Description of the task
Copy out each of the records below line for line, changing nothing.

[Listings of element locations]
——————————

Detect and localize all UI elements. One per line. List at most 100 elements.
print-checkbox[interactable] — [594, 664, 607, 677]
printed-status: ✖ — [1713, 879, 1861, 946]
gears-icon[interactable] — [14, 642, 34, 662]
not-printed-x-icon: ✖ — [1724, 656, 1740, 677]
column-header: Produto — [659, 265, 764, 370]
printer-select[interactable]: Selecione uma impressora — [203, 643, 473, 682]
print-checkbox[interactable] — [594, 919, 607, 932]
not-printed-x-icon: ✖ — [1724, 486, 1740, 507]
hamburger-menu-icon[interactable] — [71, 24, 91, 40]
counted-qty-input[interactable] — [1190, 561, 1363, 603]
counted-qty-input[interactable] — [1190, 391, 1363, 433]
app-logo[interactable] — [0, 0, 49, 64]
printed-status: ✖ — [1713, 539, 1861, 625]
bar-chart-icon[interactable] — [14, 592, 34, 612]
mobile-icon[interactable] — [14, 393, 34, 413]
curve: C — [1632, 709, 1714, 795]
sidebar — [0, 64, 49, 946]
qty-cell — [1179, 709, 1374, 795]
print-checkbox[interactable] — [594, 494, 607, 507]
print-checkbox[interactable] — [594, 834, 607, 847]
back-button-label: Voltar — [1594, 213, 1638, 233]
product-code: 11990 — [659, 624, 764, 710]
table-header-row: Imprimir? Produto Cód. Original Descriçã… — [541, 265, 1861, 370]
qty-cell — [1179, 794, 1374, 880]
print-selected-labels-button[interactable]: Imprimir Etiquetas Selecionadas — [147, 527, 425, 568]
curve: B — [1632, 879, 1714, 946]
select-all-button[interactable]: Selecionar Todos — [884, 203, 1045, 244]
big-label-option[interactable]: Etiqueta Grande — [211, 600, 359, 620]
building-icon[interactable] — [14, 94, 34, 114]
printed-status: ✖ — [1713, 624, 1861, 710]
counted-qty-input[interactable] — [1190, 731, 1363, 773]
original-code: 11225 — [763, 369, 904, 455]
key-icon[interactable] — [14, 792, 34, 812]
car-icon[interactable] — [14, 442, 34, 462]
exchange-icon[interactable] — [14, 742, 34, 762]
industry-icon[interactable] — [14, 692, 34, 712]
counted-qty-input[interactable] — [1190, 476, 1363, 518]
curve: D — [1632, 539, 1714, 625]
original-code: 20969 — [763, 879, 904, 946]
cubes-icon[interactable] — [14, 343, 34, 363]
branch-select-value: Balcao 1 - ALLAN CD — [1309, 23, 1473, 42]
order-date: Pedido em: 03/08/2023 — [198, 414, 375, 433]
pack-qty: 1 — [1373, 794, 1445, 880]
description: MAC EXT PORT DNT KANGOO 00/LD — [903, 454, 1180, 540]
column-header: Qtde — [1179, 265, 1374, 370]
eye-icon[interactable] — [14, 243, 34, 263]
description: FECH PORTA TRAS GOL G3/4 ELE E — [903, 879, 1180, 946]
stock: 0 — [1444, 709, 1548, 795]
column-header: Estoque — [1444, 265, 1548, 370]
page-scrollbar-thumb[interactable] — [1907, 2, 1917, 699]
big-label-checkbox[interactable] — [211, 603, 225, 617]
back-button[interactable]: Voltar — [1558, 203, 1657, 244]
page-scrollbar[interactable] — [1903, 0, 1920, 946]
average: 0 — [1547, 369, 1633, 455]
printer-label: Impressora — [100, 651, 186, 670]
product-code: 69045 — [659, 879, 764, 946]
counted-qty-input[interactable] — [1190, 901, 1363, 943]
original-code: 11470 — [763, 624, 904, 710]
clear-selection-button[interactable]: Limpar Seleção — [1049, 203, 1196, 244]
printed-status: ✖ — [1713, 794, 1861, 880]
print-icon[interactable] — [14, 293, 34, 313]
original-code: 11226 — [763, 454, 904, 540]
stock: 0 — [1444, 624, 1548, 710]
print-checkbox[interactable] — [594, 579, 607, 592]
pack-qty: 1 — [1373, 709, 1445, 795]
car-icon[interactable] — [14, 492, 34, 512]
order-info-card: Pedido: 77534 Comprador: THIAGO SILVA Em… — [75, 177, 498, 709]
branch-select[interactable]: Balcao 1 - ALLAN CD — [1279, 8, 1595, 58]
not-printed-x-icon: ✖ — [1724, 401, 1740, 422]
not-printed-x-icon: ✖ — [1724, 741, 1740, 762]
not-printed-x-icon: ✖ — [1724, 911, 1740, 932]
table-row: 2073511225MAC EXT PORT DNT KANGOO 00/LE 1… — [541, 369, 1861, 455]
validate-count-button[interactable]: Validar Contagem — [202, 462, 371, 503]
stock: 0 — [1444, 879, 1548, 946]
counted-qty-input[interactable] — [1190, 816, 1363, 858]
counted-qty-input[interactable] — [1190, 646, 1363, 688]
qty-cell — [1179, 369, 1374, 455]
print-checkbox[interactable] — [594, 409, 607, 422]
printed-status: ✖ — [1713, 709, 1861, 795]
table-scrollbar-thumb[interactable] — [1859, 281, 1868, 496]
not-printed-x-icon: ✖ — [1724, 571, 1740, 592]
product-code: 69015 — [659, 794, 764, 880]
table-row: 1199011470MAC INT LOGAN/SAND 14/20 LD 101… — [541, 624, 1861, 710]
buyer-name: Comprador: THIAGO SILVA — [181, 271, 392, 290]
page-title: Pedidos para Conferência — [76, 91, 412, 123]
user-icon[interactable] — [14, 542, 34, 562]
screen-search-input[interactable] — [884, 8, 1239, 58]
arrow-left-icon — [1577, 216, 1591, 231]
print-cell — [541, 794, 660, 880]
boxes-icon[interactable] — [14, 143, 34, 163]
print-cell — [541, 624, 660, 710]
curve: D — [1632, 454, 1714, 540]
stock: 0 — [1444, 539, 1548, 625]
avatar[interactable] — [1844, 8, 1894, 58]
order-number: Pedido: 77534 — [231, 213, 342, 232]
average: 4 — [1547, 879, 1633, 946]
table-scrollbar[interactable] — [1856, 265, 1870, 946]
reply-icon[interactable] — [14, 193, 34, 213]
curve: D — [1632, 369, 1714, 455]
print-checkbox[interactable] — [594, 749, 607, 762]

——————————

Answer in full
Detect and localize all UI elements. One per line. List at most 100 elements.
print-checkbox[interactable] — [594, 664, 607, 677]
printed-status: ✖ — [1713, 879, 1861, 946]
gears-icon[interactable] — [14, 642, 34, 662]
not-printed-x-icon: ✖ — [1724, 656, 1740, 677]
column-header: Produto — [659, 265, 764, 370]
printer-select[interactable]: Selecione uma impressora — [203, 643, 473, 682]
print-checkbox[interactable] — [594, 919, 607, 932]
not-printed-x-icon: ✖ — [1724, 486, 1740, 507]
hamburger-menu-icon[interactable] — [71, 24, 91, 40]
counted-qty-input[interactable] — [1190, 561, 1363, 603]
counted-qty-input[interactable] — [1190, 391, 1363, 433]
app-logo[interactable] — [0, 0, 49, 64]
printed-status: ✖ — [1713, 539, 1861, 625]
bar-chart-icon[interactable] — [14, 592, 34, 612]
mobile-icon[interactable] — [14, 393, 34, 413]
curve: C — [1632, 709, 1714, 795]
sidebar — [0, 64, 49, 946]
qty-cell — [1179, 709, 1374, 795]
print-checkbox[interactable] — [594, 494, 607, 507]
print-checkbox[interactable] — [594, 834, 607, 847]
back-button-label: Voltar — [1594, 213, 1638, 233]
product-code: 11990 — [659, 624, 764, 710]
table-header-row: Imprimir? Produto Cód. Original Descriçã… — [541, 265, 1861, 370]
qty-cell — [1179, 794, 1374, 880]
print-selected-labels-button[interactable]: Imprimir Etiquetas Selecionadas — [147, 527, 425, 568]
curve: B — [1632, 879, 1714, 946]
select-all-button[interactable]: Selecionar Todos — [884, 203, 1045, 244]
big-label-option[interactable]: Etiqueta Grande — [211, 600, 359, 620]
building-icon[interactable] — [14, 94, 34, 114]
printed-status: ✖ — [1713, 624, 1861, 710]
counted-qty-input[interactable] — [1190, 731, 1363, 773]
original-code: 11225 — [763, 369, 904, 455]
key-icon[interactable] — [14, 792, 34, 812]
car-icon[interactable] — [14, 442, 34, 462]
exchange-icon[interactable] — [14, 742, 34, 762]
industry-icon[interactable] — [14, 692, 34, 712]
counted-qty-input[interactable] — [1190, 476, 1363, 518]
curve: D — [1632, 539, 1714, 625]
original-code: 20969 — [763, 879, 904, 946]
cubes-icon[interactable] — [14, 343, 34, 363]
branch-select-value: Balcao 1 - ALLAN CD — [1309, 23, 1473, 42]
order-date: Pedido em: 03/08/2023 — [198, 414, 375, 433]
pack-qty: 1 — [1373, 794, 1445, 880]
description: MAC EXT PORT DNT KANGOO 00/LD — [903, 454, 1180, 540]
column-header: Qtde — [1179, 265, 1374, 370]
eye-icon[interactable] — [14, 243, 34, 263]
description: FECH PORTA TRAS GOL G3/4 ELE E — [903, 879, 1180, 946]
stock: 0 — [1444, 709, 1548, 795]
column-header: Estoque — [1444, 265, 1548, 370]
page-scrollbar-thumb[interactable] — [1907, 2, 1917, 699]
big-label-checkbox[interactable] — [211, 603, 225, 617]
back-button[interactable]: Voltar — [1558, 203, 1657, 244]
page-scrollbar[interactable] — [1903, 0, 1920, 946]
average: 0 — [1547, 369, 1633, 455]
printer-label: Impressora — [100, 651, 186, 670]
product-code: 69045 — [659, 879, 764, 946]
counted-qty-input[interactable] — [1190, 901, 1363, 943]
original-code: 11470 — [763, 624, 904, 710]
clear-selection-button[interactable]: Limpar Seleção — [1049, 203, 1196, 244]
printed-status: ✖ — [1713, 794, 1861, 880]
print-icon[interactable] — [14, 293, 34, 313]
original-code: 11226 — [763, 454, 904, 540]
stock: 0 — [1444, 624, 1548, 710]
print-checkbox[interactable] — [594, 579, 607, 592]
pack-qty: 1 — [1373, 709, 1445, 795]
car-icon[interactable] — [14, 492, 34, 512]
order-info-card: Pedido: 77534 Comprador: THIAGO SILVA Em… — [75, 177, 498, 709]
branch-select[interactable]: Balcao 1 - ALLAN CD — [1279, 8, 1595, 58]
not-printed-x-icon: ✖ — [1724, 401, 1740, 422]
not-printed-x-icon: ✖ — [1724, 741, 1740, 762]
not-printed-x-icon: ✖ — [1724, 911, 1740, 932]
table-row: 2073511225MAC EXT PORT DNT KANGOO 00/LE 1… — [541, 369, 1861, 455]
validate-count-button[interactable]: Validar Contagem — [202, 462, 371, 503]
stock: 0 — [1444, 879, 1548, 946]
counted-qty-input[interactable] — [1190, 816, 1363, 858]
counted-qty-input[interactable] — [1190, 646, 1363, 688]
qty-cell — [1179, 369, 1374, 455]
print-checkbox[interactable] — [594, 409, 607, 422]
printed-status: ✖ — [1713, 709, 1861, 795]
table-scrollbar-thumb[interactable] — [1859, 281, 1868, 496]
not-printed-x-icon: ✖ — [1724, 571, 1740, 592]
product-code: 69015 — [659, 794, 764, 880]
table-row: 1199011470MAC INT LOGAN/SAND 14/20 LD 101… — [541, 624, 1861, 710]
buyer-name: Comprador: THIAGO SILVA — [181, 271, 392, 290]
page-title: Pedidos para Conferência — [76, 91, 412, 123]
user-icon[interactable] — [14, 542, 34, 562]
screen-search-input[interactable] — [884, 8, 1239, 58]
arrow-left-icon — [1577, 216, 1591, 231]
print-cell — [541, 794, 660, 880]
boxes-icon[interactable] — [14, 143, 34, 163]
print-cell — [541, 624, 660, 710]
curve: D — [1632, 454, 1714, 540]
stock: 0 — [1444, 539, 1548, 625]
avatar[interactable] — [1844, 8, 1894, 58]
order-number: Pedido: 77534 — [231, 213, 342, 232]
average: 4 — [1547, 879, 1633, 946]
table-scrollbar[interactable] — [1856, 265, 1870, 946]
reply-icon[interactable] — [14, 193, 34, 213]
curve: D — [1632, 369, 1714, 455]
print-checkbox[interactable] — [594, 749, 607, 762]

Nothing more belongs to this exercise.